#### [What is expected]
Check every line below for the word "text" and give only the number of lines where it appears.

#### [Supplied entries]
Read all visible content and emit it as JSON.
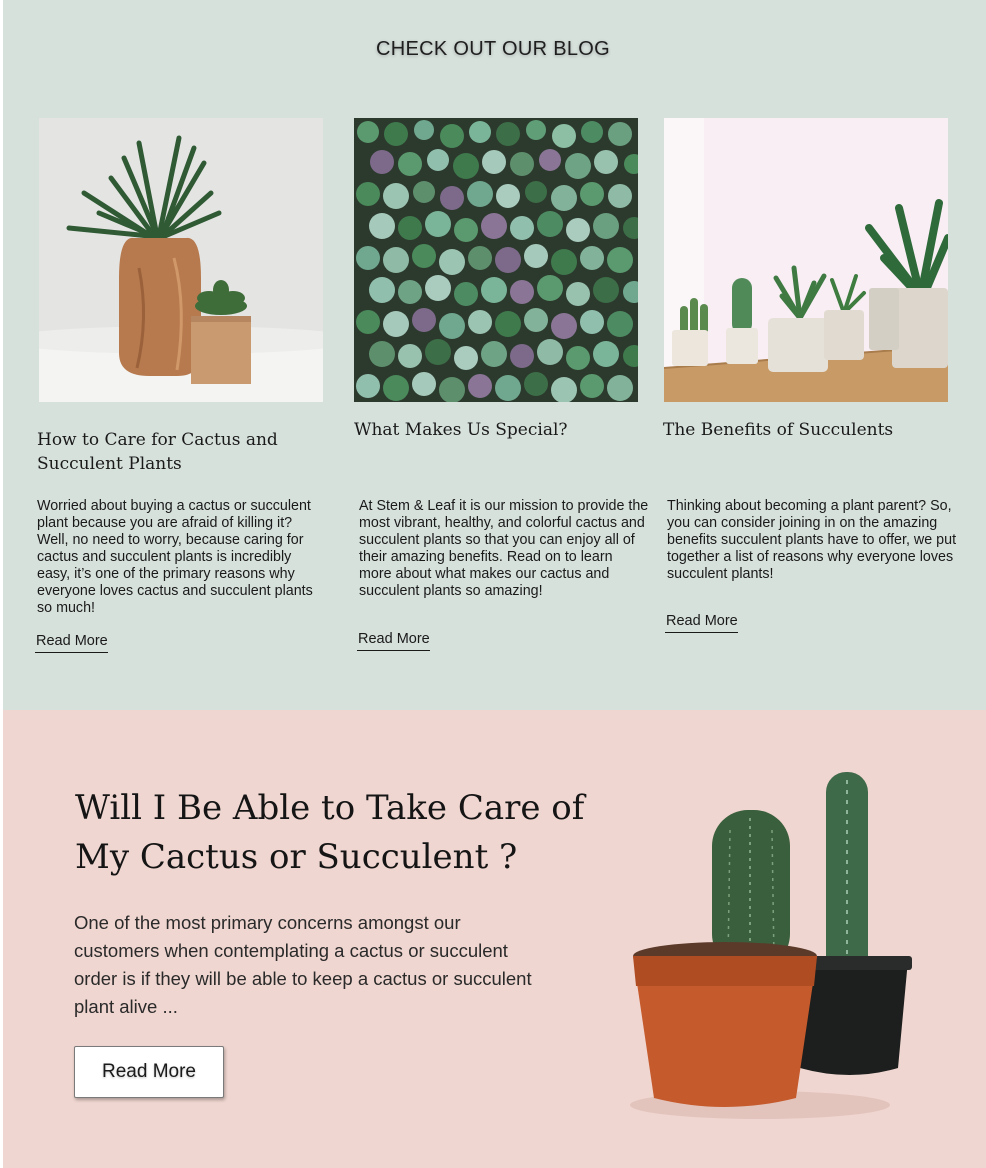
{
  "blog": {
    "heading": "CHECK OUT OUR BLOG",
    "cards": [
      {
        "image": "wooden-vase-and-succulent-photo",
        "title": "How to Care for Cactus and Succulent Plants",
        "text": "Worried about buying a cactus or succulent plant because you are afraid of killing it? Well, no need to worry, because caring for cactus and succulent plants is incredibly easy, it’s one of the primary reasons why everyone loves cactus and succulent plants so much!",
        "link": "Read More"
      },
      {
        "image": "succulent-wall-photo",
        "title": "What Makes Us Special?",
        "text": "At Stem & Leaf it is our mission to provide the most vibrant, healthy, and colorful cactus and succulent plants so that you can enjoy all of their amazing benefits. Read on to learn more about what makes our cactus and succulent plants so amazing!",
        "link": "Read More"
      },
      {
        "image": "potted-plants-on-shelf-photo",
        "title": "The Benefits of Succulents",
        "text": "Thinking about becoming a plant parent? So, you can consider joining in on the amazing benefits succulent plants have to offer, we put together a list of reasons why everyone loves succulent plants!",
        "link": "Read More"
      }
    ]
  },
  "promo": {
    "title": "Will I Be Able to Take Care of My Cactus or Succulent ?",
    "text": "One of the most primary concerns amongst our customers when contemplating a cactus or succulent order is if they will be able to keep a cactus or succulent plant alive ...",
    "button": "Read More",
    "image": "potted-cacti-photo"
  },
  "colors": {
    "blog_bg": "#d7e1dc",
    "promo_bg": "#f0d6d0"
  }
}
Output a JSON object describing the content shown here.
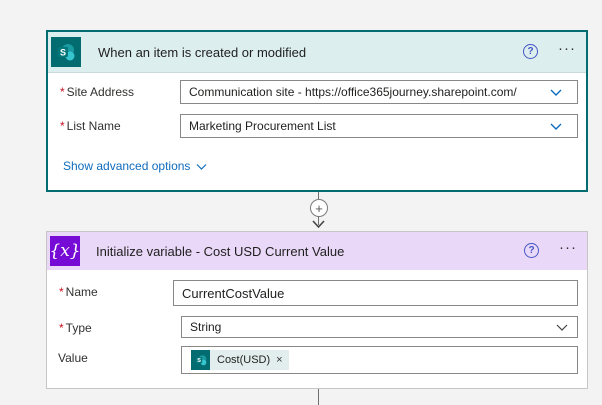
{
  "trigger": {
    "title": "When an item is created or modified",
    "icon": "sharepoint-icon",
    "fields": [
      {
        "label": "Site Address",
        "required": "*",
        "value": "Communication site - https://office365journey.sharepoint.com/"
      },
      {
        "label": "List Name",
        "required": "*",
        "value": "Marketing Procurement List"
      }
    ],
    "advanced_label": "Show advanced options"
  },
  "connector": {
    "plus_glyph": "+"
  },
  "action": {
    "title": "Initialize variable - Cost USD Current Value",
    "icon_glyph": "{x}",
    "fields": [
      {
        "label": "Name",
        "required": "*",
        "value": "CurrentCostValue"
      },
      {
        "label": "Type",
        "required": "*",
        "value": "String"
      },
      {
        "label": "Value",
        "token": {
          "label": "Cost(USD)",
          "remove": "×"
        }
      }
    ]
  },
  "common": {
    "help_glyph": "?",
    "more_glyph": "···"
  },
  "colors": {
    "sharepoint": "#036c70",
    "variable": "#770bd6",
    "link": "#0f6cbd",
    "required": "#c50f1f"
  }
}
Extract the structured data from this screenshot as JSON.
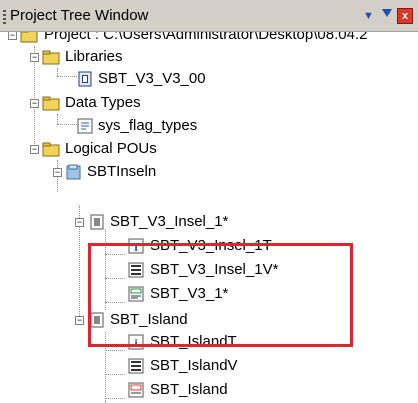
{
  "window": {
    "title": "Project Tree Window",
    "close_glyph": "x"
  },
  "tree": {
    "project": "Project : C:\\Users\\Administrator\\Desktop\\08.04.2",
    "libraries": "Libraries",
    "library_item": "SBT_V3_V3_00",
    "data_types": "Data Types",
    "data_type_item": "sys_flag_types",
    "logical_pous": "Logical POUs",
    "folder_sbtinseln": "SBTInseln",
    "pou_insel_1": "SBT_V3_Insel_1*",
    "insel_1t": "SBT_V3_Insel_1T",
    "insel_1v": "SBT_V3_Insel_1V*",
    "v3_1": "SBT_V3_1*",
    "pou_island": "SBT_Island",
    "island_t": "SBT_IslandT",
    "island_v": "SBT_IslandV",
    "island": "SBT_Island"
  },
  "colors": {
    "highlight": "#e0232e",
    "folder": "#f2d35a"
  },
  "icons": [
    "pin-icon",
    "dropdown-icon",
    "close-icon",
    "project-folder-icon",
    "folder-icon",
    "library-book-icon",
    "datatype-icon",
    "pou-icon",
    "header-info-icon",
    "variables-icon",
    "body-icon"
  ]
}
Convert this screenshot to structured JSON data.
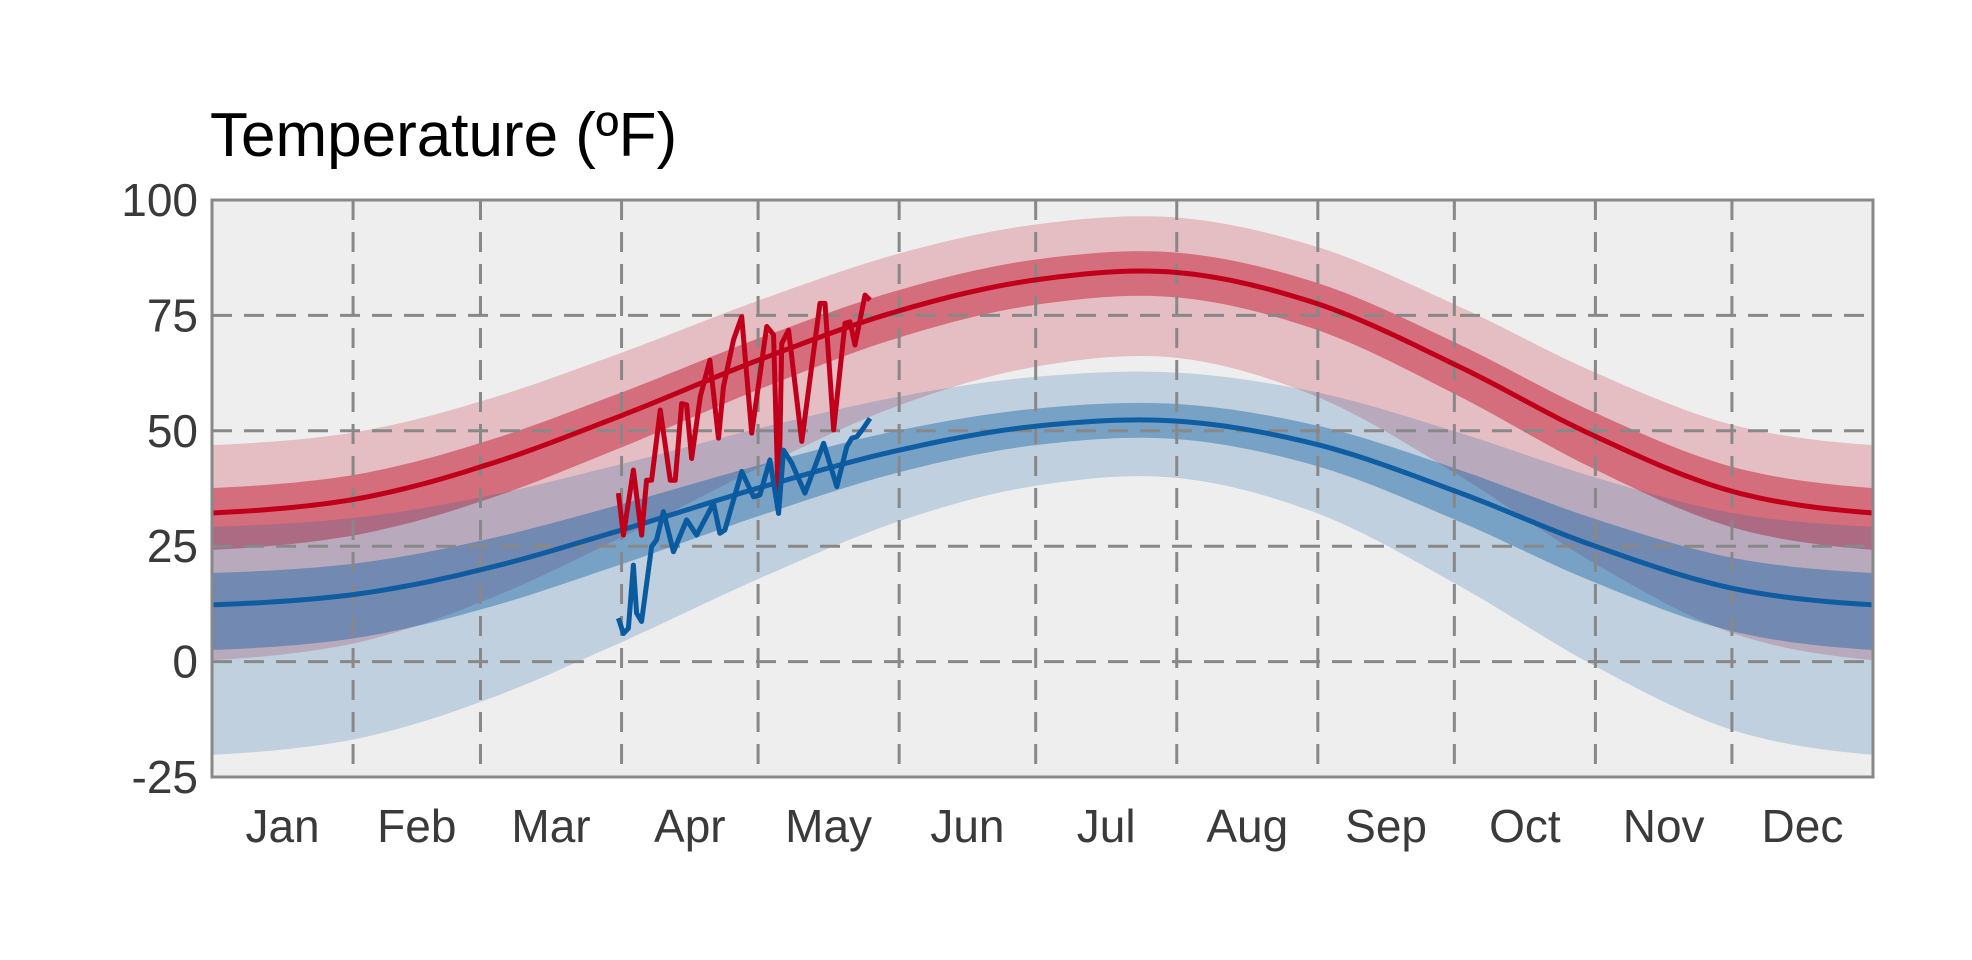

#### [Exercise output]
4